**DATA LISTING:**

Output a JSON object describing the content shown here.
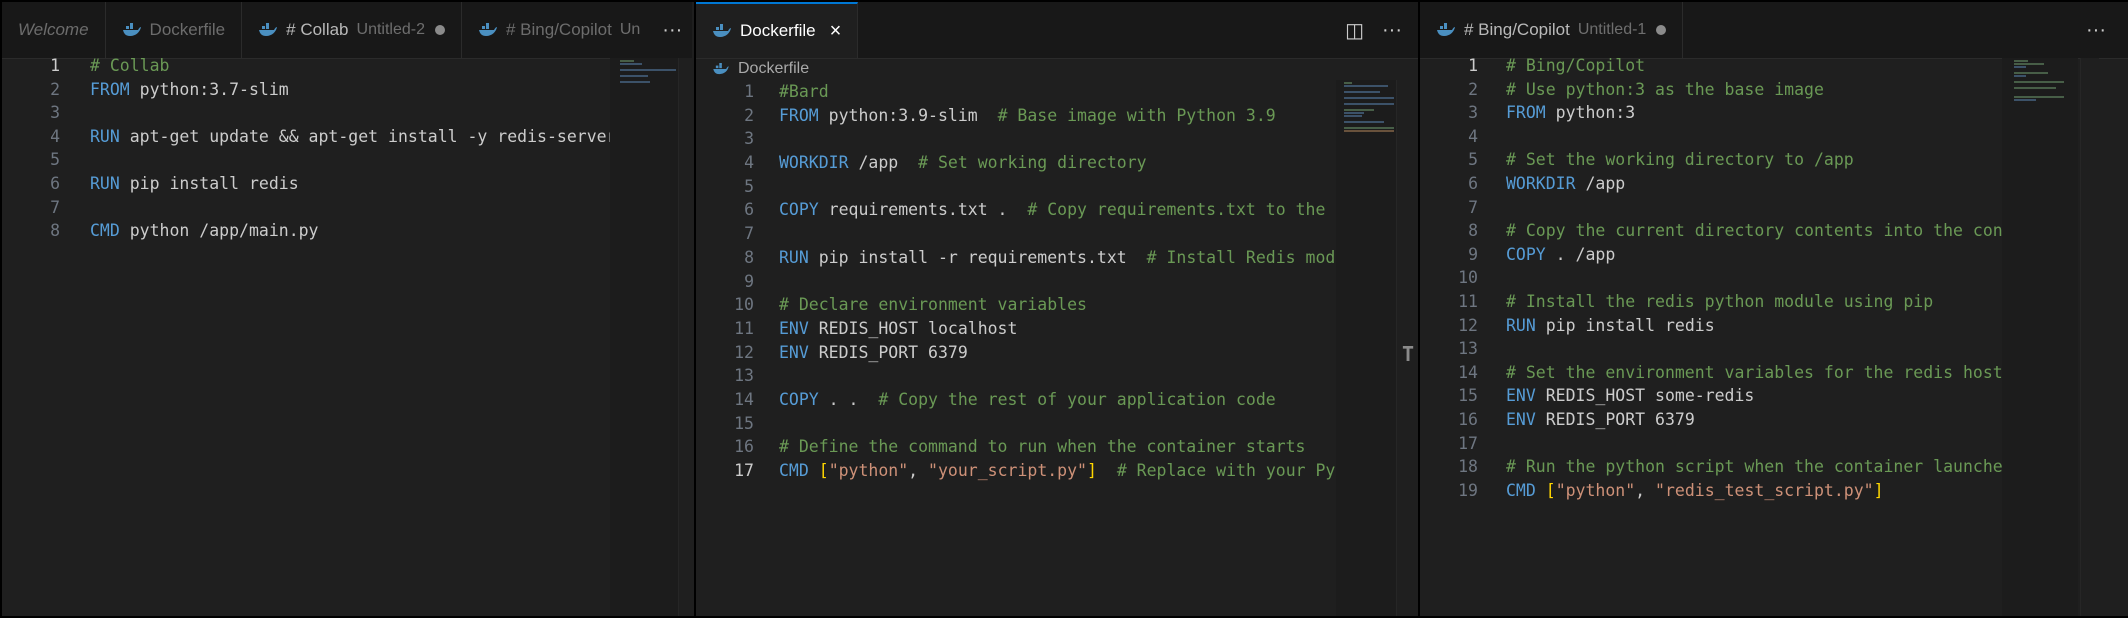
{
  "colors": {
    "accent": "#0078d4",
    "keyword": "#569cd6",
    "comment": "#6a9955",
    "string": "#ce9178",
    "bracket": "#ffd700"
  },
  "group1": {
    "tabs": [
      {
        "label": "Welcome",
        "icon": "none"
      },
      {
        "label": "Dockerfile",
        "icon": "docker-icon"
      },
      {
        "label": "# Collab",
        "sub": "Untitled-2",
        "icon": "docker-icon",
        "dirty": true
      },
      {
        "label": "# Bing/Copilot",
        "sub": "Un",
        "icon": "docker-icon"
      }
    ],
    "more_label": "···",
    "lines": [
      {
        "n": "1",
        "parts": [
          {
            "t": "# Collab",
            "c": "cm"
          }
        ]
      },
      {
        "n": "2",
        "parts": [
          {
            "t": "FROM",
            "c": "kw"
          },
          {
            "t": " python:3.7-slim"
          }
        ]
      },
      {
        "n": "3",
        "parts": []
      },
      {
        "n": "4",
        "parts": [
          {
            "t": "RUN",
            "c": "kw"
          },
          {
            "t": " apt-get update && apt-get install -y redis-server"
          }
        ]
      },
      {
        "n": "5",
        "parts": []
      },
      {
        "n": "6",
        "parts": [
          {
            "t": "RUN",
            "c": "kw"
          },
          {
            "t": " pip install redis"
          }
        ]
      },
      {
        "n": "7",
        "parts": []
      },
      {
        "n": "8",
        "parts": [
          {
            "t": "CMD",
            "c": "kw"
          },
          {
            "t": " python /app/main.py"
          }
        ]
      }
    ]
  },
  "group2": {
    "tabs": [
      {
        "label": "Dockerfile",
        "icon": "docker-icon",
        "close": "×"
      }
    ],
    "split_label": "◫",
    "more_label": "···",
    "breadcrumb": "Dockerfile",
    "cursor_glyph": "T",
    "lines": [
      {
        "n": "1",
        "parts": [
          {
            "t": "#Bard",
            "c": "cm"
          }
        ]
      },
      {
        "n": "2",
        "parts": [
          {
            "t": "FROM",
            "c": "kw"
          },
          {
            "t": " python:3.9-slim  "
          },
          {
            "t": "# Base image with Python 3.9",
            "c": "cm"
          }
        ]
      },
      {
        "n": "3",
        "parts": []
      },
      {
        "n": "4",
        "parts": [
          {
            "t": "WORKDIR",
            "c": "kw"
          },
          {
            "t": " /app  "
          },
          {
            "t": "# Set working directory",
            "c": "cm"
          }
        ]
      },
      {
        "n": "5",
        "parts": []
      },
      {
        "n": "6",
        "parts": [
          {
            "t": "COPY",
            "c": "kw"
          },
          {
            "t": " requirements.txt .  "
          },
          {
            "t": "# Copy requirements.txt to the co",
            "c": "cm"
          }
        ]
      },
      {
        "n": "7",
        "parts": []
      },
      {
        "n": "8",
        "parts": [
          {
            "t": "RUN",
            "c": "kw"
          },
          {
            "t": " pip install -r requirements.txt  "
          },
          {
            "t": "# Install Redis modul",
            "c": "cm"
          }
        ]
      },
      {
        "n": "9",
        "parts": []
      },
      {
        "n": "10",
        "parts": [
          {
            "t": "# Declare environment variables",
            "c": "cm"
          }
        ]
      },
      {
        "n": "11",
        "parts": [
          {
            "t": "ENV",
            "c": "kw"
          },
          {
            "t": " REDIS_HOST localhost"
          }
        ]
      },
      {
        "n": "12",
        "parts": [
          {
            "t": "ENV",
            "c": "kw"
          },
          {
            "t": " REDIS_PORT 6379"
          }
        ]
      },
      {
        "n": "13",
        "parts": []
      },
      {
        "n": "14",
        "parts": [
          {
            "t": "COPY",
            "c": "kw"
          },
          {
            "t": " . .  "
          },
          {
            "t": "# Copy the rest of your application code",
            "c": "cm"
          }
        ]
      },
      {
        "n": "15",
        "parts": []
      },
      {
        "n": "16",
        "parts": [
          {
            "t": "# Define the command to run when the container starts",
            "c": "cm"
          }
        ]
      },
      {
        "n": "17",
        "parts": [
          {
            "t": "CMD",
            "c": "kw"
          },
          {
            "t": " "
          },
          {
            "t": "[",
            "c": "br"
          },
          {
            "t": "\"python\"",
            "c": "str"
          },
          {
            "t": ", "
          },
          {
            "t": "\"your_script.py\"",
            "c": "str"
          },
          {
            "t": "]",
            "c": "br"
          },
          {
            "t": "  "
          },
          {
            "t": "# Replace with your Pyth",
            "c": "cm"
          }
        ]
      }
    ]
  },
  "group3": {
    "tabs": [
      {
        "label": "# Bing/Copilot",
        "sub": "Untitled-1",
        "icon": "docker-icon",
        "dirty": true
      }
    ],
    "more_label": "···",
    "lines": [
      {
        "n": "1",
        "parts": [
          {
            "t": "# Bing/Copilot",
            "c": "cm"
          }
        ]
      },
      {
        "n": "2",
        "parts": [
          {
            "t": "# Use python:3 as the base image",
            "c": "cm"
          }
        ]
      },
      {
        "n": "3",
        "parts": [
          {
            "t": "FROM",
            "c": "kw"
          },
          {
            "t": " python:3"
          }
        ]
      },
      {
        "n": "4",
        "parts": []
      },
      {
        "n": "5",
        "parts": [
          {
            "t": "# Set the working directory to /app",
            "c": "cm"
          }
        ]
      },
      {
        "n": "6",
        "parts": [
          {
            "t": "WORKDIR",
            "c": "kw"
          },
          {
            "t": " /app"
          }
        ]
      },
      {
        "n": "7",
        "parts": []
      },
      {
        "n": "8",
        "parts": [
          {
            "t": "# Copy the current directory contents into the conta",
            "c": "cm"
          }
        ]
      },
      {
        "n": "9",
        "parts": [
          {
            "t": "COPY",
            "c": "kw"
          },
          {
            "t": " . /app"
          }
        ]
      },
      {
        "n": "10",
        "parts": []
      },
      {
        "n": "11",
        "parts": [
          {
            "t": "# Install the redis python module using pip",
            "c": "cm"
          }
        ]
      },
      {
        "n": "12",
        "parts": [
          {
            "t": "RUN",
            "c": "kw"
          },
          {
            "t": " pip install redis"
          }
        ]
      },
      {
        "n": "13",
        "parts": []
      },
      {
        "n": "14",
        "parts": [
          {
            "t": "# Set the environment variables for the redis host a",
            "c": "cm"
          }
        ]
      },
      {
        "n": "15",
        "parts": [
          {
            "t": "ENV",
            "c": "kw"
          },
          {
            "t": " REDIS_HOST some-redis"
          }
        ]
      },
      {
        "n": "16",
        "parts": [
          {
            "t": "ENV",
            "c": "kw"
          },
          {
            "t": " REDIS_PORT 6379"
          }
        ]
      },
      {
        "n": "17",
        "parts": []
      },
      {
        "n": "18",
        "parts": [
          {
            "t": "# Run the python script when the container launches",
            "c": "cm"
          }
        ]
      },
      {
        "n": "19",
        "parts": [
          {
            "t": "CMD",
            "c": "kw"
          },
          {
            "t": " "
          },
          {
            "t": "[",
            "c": "br"
          },
          {
            "t": "\"python\"",
            "c": "str"
          },
          {
            "t": ", "
          },
          {
            "t": "\"redis_test_script.py\"",
            "c": "str"
          },
          {
            "t": "]",
            "c": "br"
          }
        ]
      }
    ]
  }
}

**WHAT TO WORK ON:** Return each line that includes "container".

**RESPONSE FOR THIS EXERCISE:**
            "t": "# Define the command to run when the container starts",
            "t": "# Run the python script when the container launches",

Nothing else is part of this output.